* **PROBLEM DESCRIPTION**
Reproduce every entry below precisely; do not include the pictures.

********

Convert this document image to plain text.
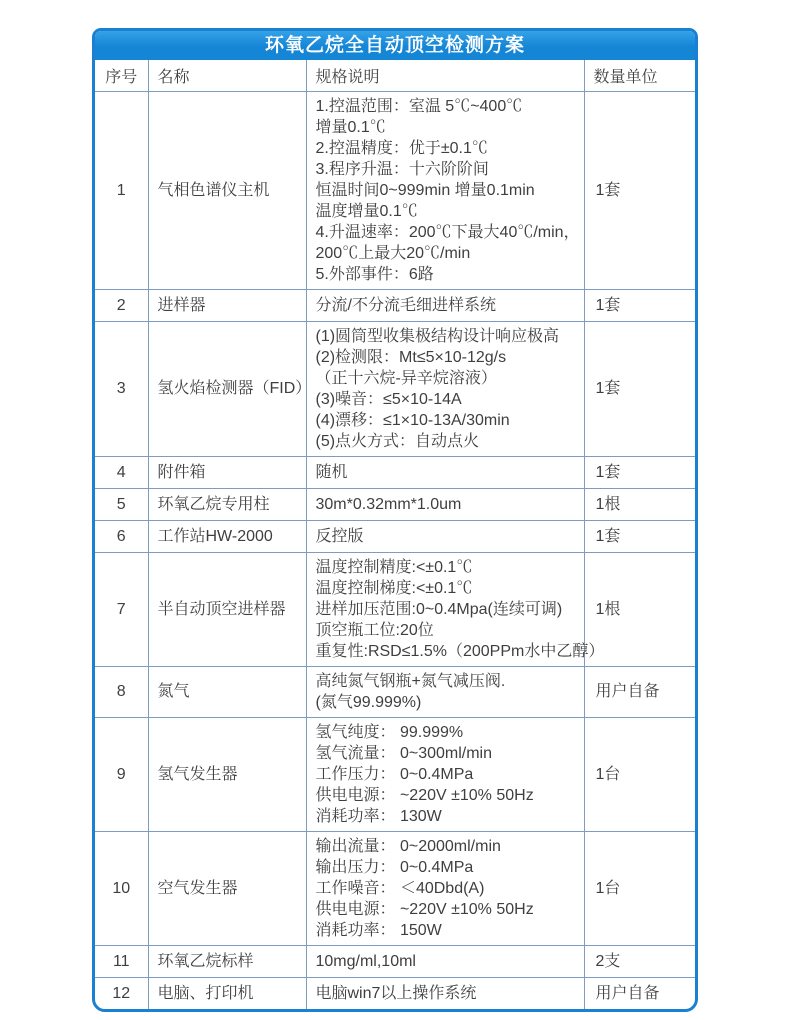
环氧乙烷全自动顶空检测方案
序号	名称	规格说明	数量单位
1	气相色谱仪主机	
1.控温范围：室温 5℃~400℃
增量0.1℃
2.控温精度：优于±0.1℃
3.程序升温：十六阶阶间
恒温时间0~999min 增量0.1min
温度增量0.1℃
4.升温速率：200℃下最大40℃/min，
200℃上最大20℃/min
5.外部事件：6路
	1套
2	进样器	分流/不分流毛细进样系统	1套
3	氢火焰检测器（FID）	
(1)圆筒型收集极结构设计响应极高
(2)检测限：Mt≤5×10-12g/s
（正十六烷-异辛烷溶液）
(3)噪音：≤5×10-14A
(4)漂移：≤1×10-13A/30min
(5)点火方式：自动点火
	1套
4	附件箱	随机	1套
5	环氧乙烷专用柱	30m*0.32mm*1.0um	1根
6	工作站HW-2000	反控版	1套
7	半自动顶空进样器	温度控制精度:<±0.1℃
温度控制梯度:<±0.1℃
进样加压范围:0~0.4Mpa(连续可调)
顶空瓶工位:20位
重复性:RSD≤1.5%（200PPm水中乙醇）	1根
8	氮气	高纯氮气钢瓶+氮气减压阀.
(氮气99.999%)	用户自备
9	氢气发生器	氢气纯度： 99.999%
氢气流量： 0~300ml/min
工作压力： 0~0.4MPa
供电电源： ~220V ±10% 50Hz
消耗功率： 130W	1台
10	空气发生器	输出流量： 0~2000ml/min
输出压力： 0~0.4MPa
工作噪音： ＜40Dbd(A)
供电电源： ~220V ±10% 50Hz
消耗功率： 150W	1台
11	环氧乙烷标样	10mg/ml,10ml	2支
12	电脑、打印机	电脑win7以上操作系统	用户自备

********

* **THE OUTPUT**
Convert this document image to plain text.
环氧乙烷全自动顶空检测方案
序号	名称	规格说明	数量单位
1	气相色谱仪主机	
1.控温范围：室温 5℃~400℃
增量0.1℃
2.控温精度：优于±0.1℃
3.程序升温：十六阶阶间
恒温时间0~999min 增量0.1min
温度增量0.1℃
4.升温速率：200℃下最大40℃/min，
200℃上最大20℃/min
5.外部事件：6路
	1套
2	进样器	分流/不分流毛细进样系统	1套
3	氢火焰检测器（FID）	
(1)圆筒型收集极结构设计响应极高
(2)检测限：Mt≤5×10-12g/s
（正十六烷-异辛烷溶液）
(3)噪音：≤5×10-14A
(4)漂移：≤1×10-13A/30min
(5)点火方式：自动点火
	1套
4	附件箱	随机	1套
5	环氧乙烷专用柱	30m*0.32mm*1.0um	1根
6	工作站HW-2000	反控版	1套
7	半自动顶空进样器	温度控制精度:<±0.1℃
温度控制梯度:<±0.1℃
进样加压范围:0~0.4Mpa(连续可调)
顶空瓶工位:20位
重复性:RSD≤1.5%（200PPm水中乙醇）	1根
8	氮气	高纯氮气钢瓶+氮气减压阀.
(氮气99.999%)	用户自备
9	氢气发生器	氢气纯度： 99.999%
氢气流量： 0~300ml/min
工作压力： 0~0.4MPa
供电电源： ~220V ±10% 50Hz
消耗功率： 130W	1台
10	空气发生器	输出流量： 0~2000ml/min
输出压力： 0~0.4MPa
工作噪音： ＜40Dbd(A)
供电电源： ~220V ±10% 50Hz
消耗功率： 150W	1台
11	环氧乙烷标样	10mg/ml,10ml	2支
12	电脑、打印机	电脑win7以上操作系统	用户自备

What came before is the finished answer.